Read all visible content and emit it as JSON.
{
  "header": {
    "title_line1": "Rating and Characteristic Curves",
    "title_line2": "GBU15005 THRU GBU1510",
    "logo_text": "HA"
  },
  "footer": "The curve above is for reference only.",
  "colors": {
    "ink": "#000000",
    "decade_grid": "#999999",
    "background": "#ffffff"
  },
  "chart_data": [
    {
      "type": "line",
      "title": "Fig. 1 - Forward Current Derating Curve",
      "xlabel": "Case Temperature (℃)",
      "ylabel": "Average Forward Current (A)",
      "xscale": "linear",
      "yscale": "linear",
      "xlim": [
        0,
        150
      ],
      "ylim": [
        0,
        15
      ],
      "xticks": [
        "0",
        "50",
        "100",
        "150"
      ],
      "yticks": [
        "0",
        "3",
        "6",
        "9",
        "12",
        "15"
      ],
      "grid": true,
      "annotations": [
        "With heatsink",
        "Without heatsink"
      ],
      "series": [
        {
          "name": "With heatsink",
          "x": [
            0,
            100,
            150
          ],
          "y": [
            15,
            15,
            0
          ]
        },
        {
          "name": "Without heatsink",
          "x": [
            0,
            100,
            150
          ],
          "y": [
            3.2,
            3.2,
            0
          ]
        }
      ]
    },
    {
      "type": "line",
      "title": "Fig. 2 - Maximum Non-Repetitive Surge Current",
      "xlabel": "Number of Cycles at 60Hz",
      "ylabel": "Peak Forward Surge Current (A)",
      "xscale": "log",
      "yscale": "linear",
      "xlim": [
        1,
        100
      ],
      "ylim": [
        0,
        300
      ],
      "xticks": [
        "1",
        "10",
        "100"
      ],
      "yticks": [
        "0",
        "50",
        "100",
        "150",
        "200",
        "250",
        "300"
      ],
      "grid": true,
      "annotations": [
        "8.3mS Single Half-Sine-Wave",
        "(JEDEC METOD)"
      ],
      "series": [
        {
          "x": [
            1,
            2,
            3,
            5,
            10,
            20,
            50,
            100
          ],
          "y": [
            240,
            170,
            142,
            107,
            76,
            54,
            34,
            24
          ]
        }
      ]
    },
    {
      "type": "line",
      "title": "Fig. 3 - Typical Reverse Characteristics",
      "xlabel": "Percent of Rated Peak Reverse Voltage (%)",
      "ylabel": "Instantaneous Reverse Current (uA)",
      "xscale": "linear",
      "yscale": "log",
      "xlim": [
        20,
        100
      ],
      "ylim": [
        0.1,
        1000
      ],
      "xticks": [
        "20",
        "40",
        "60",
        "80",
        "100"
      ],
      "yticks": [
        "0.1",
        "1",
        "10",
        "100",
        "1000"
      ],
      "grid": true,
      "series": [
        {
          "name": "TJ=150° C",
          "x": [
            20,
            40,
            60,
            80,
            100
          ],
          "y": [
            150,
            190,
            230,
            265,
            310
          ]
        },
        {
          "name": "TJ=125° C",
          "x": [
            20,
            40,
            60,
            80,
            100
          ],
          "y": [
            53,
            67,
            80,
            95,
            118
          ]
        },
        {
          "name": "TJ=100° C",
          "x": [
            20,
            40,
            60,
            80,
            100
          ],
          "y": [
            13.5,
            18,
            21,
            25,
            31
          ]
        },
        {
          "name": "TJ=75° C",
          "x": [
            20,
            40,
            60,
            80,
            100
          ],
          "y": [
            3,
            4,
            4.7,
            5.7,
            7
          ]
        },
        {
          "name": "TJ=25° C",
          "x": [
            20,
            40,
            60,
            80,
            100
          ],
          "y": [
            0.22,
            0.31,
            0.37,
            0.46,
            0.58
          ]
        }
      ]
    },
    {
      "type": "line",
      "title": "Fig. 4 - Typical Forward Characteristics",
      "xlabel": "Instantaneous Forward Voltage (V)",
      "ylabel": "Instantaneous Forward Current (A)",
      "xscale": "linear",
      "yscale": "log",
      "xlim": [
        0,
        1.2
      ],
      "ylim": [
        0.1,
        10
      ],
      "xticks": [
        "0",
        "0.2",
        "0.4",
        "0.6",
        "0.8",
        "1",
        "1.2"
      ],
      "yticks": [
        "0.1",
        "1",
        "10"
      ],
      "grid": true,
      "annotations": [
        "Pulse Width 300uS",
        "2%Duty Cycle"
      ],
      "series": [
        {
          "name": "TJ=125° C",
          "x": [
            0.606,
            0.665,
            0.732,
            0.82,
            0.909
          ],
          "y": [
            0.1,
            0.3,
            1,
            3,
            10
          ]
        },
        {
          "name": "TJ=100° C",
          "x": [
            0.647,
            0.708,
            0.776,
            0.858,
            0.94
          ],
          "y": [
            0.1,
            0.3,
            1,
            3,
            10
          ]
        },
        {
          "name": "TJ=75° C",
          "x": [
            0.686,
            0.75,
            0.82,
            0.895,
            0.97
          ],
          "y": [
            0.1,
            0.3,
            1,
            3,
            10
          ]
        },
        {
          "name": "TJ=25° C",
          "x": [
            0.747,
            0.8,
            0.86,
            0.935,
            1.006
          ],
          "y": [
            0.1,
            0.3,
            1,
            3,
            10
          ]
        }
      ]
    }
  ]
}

• **GIVEN PROBLEM**: Copy each line holding the word "Current" from the listing above.

• **ANSWER TO THE EXERCISE**:
      "title": "Fig. 1 - Forward Current Derating Curve",
      "ylabel": "Average Forward Current (A)",
      "title": "Fig. 2 - Maximum Non-Repetitive Surge Current",
      "ylabel": "Peak Forward Surge Current (A)",
      "ylabel": "Instantaneous Reverse Current (uA)",
      "ylabel": "Instantaneous Forward Current (A)",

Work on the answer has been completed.